◆ **AIM OF THE TASK**
Return the whole listing, keeping every character the same.

◆ **PROVIDED RECORDS**
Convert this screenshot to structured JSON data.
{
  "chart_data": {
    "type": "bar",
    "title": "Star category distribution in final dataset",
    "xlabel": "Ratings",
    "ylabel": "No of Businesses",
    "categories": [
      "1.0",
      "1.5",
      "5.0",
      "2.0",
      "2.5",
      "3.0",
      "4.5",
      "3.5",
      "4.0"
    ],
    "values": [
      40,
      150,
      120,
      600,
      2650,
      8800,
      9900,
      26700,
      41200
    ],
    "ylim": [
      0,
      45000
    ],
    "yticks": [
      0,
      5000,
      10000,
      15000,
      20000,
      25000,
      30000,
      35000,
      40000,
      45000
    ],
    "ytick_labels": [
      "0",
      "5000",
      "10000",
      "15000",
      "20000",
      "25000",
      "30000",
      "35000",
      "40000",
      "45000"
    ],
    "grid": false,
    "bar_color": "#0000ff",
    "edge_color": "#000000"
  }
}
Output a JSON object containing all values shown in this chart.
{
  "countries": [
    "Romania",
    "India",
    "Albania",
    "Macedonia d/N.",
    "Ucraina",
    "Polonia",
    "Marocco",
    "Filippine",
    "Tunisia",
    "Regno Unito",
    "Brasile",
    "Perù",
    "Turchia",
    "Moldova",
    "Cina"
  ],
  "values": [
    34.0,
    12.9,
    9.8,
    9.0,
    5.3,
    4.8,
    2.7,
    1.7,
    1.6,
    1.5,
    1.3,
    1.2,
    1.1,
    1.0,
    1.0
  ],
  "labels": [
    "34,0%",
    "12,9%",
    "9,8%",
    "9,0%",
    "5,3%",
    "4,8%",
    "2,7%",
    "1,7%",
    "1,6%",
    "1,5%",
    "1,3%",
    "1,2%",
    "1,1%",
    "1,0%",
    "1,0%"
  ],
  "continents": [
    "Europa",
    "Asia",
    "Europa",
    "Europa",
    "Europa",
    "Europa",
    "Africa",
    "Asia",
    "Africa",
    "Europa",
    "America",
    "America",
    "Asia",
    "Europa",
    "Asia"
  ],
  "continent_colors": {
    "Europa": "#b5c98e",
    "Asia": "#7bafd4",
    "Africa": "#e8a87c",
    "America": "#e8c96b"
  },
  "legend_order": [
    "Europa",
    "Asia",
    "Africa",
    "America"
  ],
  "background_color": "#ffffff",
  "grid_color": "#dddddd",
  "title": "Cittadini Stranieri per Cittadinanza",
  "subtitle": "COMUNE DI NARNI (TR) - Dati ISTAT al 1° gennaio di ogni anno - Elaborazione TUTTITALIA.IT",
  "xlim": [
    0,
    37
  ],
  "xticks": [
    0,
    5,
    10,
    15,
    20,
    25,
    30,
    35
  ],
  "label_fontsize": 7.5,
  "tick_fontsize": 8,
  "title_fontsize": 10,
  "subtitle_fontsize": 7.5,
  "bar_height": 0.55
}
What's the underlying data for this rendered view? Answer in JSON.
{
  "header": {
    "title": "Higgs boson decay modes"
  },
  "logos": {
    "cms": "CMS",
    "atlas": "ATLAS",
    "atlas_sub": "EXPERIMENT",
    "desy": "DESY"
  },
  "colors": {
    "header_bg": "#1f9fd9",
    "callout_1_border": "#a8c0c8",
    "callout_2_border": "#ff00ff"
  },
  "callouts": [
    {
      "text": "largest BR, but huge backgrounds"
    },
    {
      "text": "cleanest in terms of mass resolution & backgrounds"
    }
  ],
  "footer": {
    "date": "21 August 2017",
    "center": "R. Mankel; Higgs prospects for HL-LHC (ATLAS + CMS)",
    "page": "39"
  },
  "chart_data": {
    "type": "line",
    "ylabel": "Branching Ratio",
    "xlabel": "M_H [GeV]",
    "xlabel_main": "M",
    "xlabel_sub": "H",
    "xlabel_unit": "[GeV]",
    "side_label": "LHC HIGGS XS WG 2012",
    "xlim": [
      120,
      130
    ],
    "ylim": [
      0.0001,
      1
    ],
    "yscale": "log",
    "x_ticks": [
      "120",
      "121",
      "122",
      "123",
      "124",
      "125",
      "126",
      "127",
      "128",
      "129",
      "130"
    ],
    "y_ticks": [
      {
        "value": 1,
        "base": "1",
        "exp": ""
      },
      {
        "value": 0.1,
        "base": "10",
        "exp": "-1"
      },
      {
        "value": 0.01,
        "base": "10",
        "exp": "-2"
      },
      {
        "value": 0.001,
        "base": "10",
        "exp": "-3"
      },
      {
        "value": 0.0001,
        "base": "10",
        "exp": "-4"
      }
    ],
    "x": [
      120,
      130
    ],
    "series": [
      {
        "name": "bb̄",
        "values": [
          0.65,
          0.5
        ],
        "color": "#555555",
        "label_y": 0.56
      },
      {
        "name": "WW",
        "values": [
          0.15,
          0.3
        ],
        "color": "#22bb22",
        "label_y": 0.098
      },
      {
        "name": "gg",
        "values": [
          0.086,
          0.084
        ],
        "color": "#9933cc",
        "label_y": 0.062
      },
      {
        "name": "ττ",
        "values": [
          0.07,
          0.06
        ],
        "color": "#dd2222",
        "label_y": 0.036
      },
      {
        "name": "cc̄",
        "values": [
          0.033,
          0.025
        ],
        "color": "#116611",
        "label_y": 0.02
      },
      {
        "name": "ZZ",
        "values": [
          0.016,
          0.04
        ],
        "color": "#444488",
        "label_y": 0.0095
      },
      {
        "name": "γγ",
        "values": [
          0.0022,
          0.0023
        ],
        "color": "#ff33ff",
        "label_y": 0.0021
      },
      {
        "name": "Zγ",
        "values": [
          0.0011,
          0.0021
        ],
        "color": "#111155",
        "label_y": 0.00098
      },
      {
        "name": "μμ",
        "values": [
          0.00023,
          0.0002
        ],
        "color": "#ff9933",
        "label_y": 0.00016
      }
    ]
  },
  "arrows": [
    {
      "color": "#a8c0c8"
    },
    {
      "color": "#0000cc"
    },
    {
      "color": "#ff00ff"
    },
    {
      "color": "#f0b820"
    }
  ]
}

◆ **RESULT**
Convert this screenshot to structured JSON data.
{
  "chart_data": {
    "type": "bar",
    "title": "Star category distribution in final dataset",
    "xlabel": "Ratings",
    "ylabel": "No of Businesses",
    "categories": [
      "1.0",
      "1.5",
      "5.0",
      "2.0",
      "2.5",
      "3.0",
      "4.5",
      "3.5",
      "4.0"
    ],
    "values": [
      40,
      150,
      120,
      600,
      2650,
      8800,
      9900,
      26700,
      41200
    ],
    "ylim": [
      0,
      45000
    ],
    "yticks": [
      0,
      5000,
      10000,
      15000,
      20000,
      25000,
      30000,
      35000,
      40000,
      45000
    ],
    "ytick_labels": [
      "0",
      "5000",
      "10000",
      "15000",
      "20000",
      "25000",
      "30000",
      "35000",
      "40000",
      "45000"
    ],
    "grid": false,
    "bar_color": "#0000ff",
    "edge_color": "#000000"
  }
}
Output a JSON object containing all values shown in this chart.
{
  "countries": [
    "Romania",
    "India",
    "Albania",
    "Macedonia d/N.",
    "Ucraina",
    "Polonia",
    "Marocco",
    "Filippine",
    "Tunisia",
    "Regno Unito",
    "Brasile",
    "Perù",
    "Turchia",
    "Moldova",
    "Cina"
  ],
  "values": [
    34.0,
    12.9,
    9.8,
    9.0,
    5.3,
    4.8,
    2.7,
    1.7,
    1.6,
    1.5,
    1.3,
    1.2,
    1.1,
    1.0,
    1.0
  ],
  "labels": [
    "34,0%",
    "12,9%",
    "9,8%",
    "9,0%",
    "5,3%",
    "4,8%",
    "2,7%",
    "1,7%",
    "1,6%",
    "1,5%",
    "1,3%",
    "1,2%",
    "1,1%",
    "1,0%",
    "1,0%"
  ],
  "continents": [
    "Europa",
    "Asia",
    "Europa",
    "Europa",
    "Europa",
    "Europa",
    "Africa",
    "Asia",
    "Africa",
    "Europa",
    "America",
    "America",
    "Asia",
    "Europa",
    "Asia"
  ],
  "continent_colors": {
    "Europa": "#b5c98e",
    "Asia": "#7bafd4",
    "Africa": "#e8a87c",
    "America": "#e8c96b"
  },
  "legend_order": [
    "Europa",
    "Asia",
    "Africa",
    "America"
  ],
  "background_color": "#ffffff",
  "grid_color": "#dddddd",
  "title": "Cittadini Stranieri per Cittadinanza",
  "subtitle": "COMUNE DI NARNI (TR) - Dati ISTAT al 1° gennaio di ogni anno - Elaborazione TUTTITALIA.IT",
  "xlim": [
    0,
    37
  ],
  "xticks": [
    0,
    5,
    10,
    15,
    20,
    25,
    30,
    35
  ],
  "label_fontsize": 7.5,
  "tick_fontsize": 8,
  "title_fontsize": 10,
  "subtitle_fontsize": 7.5,
  "bar_height": 0.55
}
What's the underlying data for this rendered view? Answer in JSON.
{
  "header": {
    "title": "Higgs boson decay modes"
  },
  "logos": {
    "cms": "CMS",
    "atlas": "ATLAS",
    "atlas_sub": "EXPERIMENT",
    "desy": "DESY"
  },
  "colors": {
    "header_bg": "#1f9fd9",
    "callout_1_border": "#a8c0c8",
    "callout_2_border": "#ff00ff"
  },
  "callouts": [
    {
      "text": "largest BR, but huge backgrounds"
    },
    {
      "text": "cleanest in terms of mass resolution & backgrounds"
    }
  ],
  "footer": {
    "date": "21 August 2017",
    "center": "R. Mankel; Higgs prospects for HL-LHC (ATLAS + CMS)",
    "page": "39"
  },
  "chart_data": {
    "type": "line",
    "ylabel": "Branching Ratio",
    "xlabel": "M_H [GeV]",
    "xlabel_main": "M",
    "xlabel_sub": "H",
    "xlabel_unit": "[GeV]",
    "side_label": "LHC HIGGS XS WG 2012",
    "xlim": [
      120,
      130
    ],
    "ylim": [
      0.0001,
      1
    ],
    "yscale": "log",
    "x_ticks": [
      "120",
      "121",
      "122",
      "123",
      "124",
      "125",
      "126",
      "127",
      "128",
      "129",
      "130"
    ],
    "y_ticks": [
      {
        "value": 1,
        "base": "1",
        "exp": ""
      },
      {
        "value": 0.1,
        "base": "10",
        "exp": "-1"
      },
      {
        "value": 0.01,
        "base": "10",
        "exp": "-2"
      },
      {
        "value": 0.001,
        "base": "10",
        "exp": "-3"
      },
      {
        "value": 0.0001,
        "base": "10",
        "exp": "-4"
      }
    ],
    "x": [
      120,
      130
    ],
    "series": [
      {
        "name": "bb̄",
        "values": [
          0.65,
          0.5
        ],
        "color": "#555555",
        "label_y": 0.56
      },
      {
        "name": "WW",
        "values": [
          0.15,
          0.3
        ],
        "color": "#22bb22",
        "label_y": 0.098
      },
      {
        "name": "gg",
        "values": [
          0.086,
          0.084
        ],
        "color": "#9933cc",
        "label_y": 0.062
      },
      {
        "name": "ττ",
        "values": [
          0.07,
          0.06
        ],
        "color": "#dd2222",
        "label_y": 0.036
      },
      {
        "name": "cc̄",
        "values": [
          0.033,
          0.025
        ],
        "color": "#116611",
        "label_y": 0.02
      },
      {
        "name": "ZZ",
        "values": [
          0.016,
          0.04
        ],
        "color": "#444488",
        "label_y": 0.0095
      },
      {
        "name": "γγ",
        "values": [
          0.0022,
          0.0023
        ],
        "color": "#ff33ff",
        "label_y": 0.0021
      },
      {
        "name": "Zγ",
        "values": [
          0.0011,
          0.0021
        ],
        "color": "#111155",
        "label_y": 0.00098
      },
      {
        "name": "μμ",
        "values": [
          0.00023,
          0.0002
        ],
        "color": "#ff9933",
        "label_y": 0.00016
      }
    ]
  },
  "arrows": [
    {
      "color": "#a8c0c8"
    },
    {
      "color": "#0000cc"
    },
    {
      "color": "#ff00ff"
    },
    {
      "color": "#f0b820"
    }
  ]
}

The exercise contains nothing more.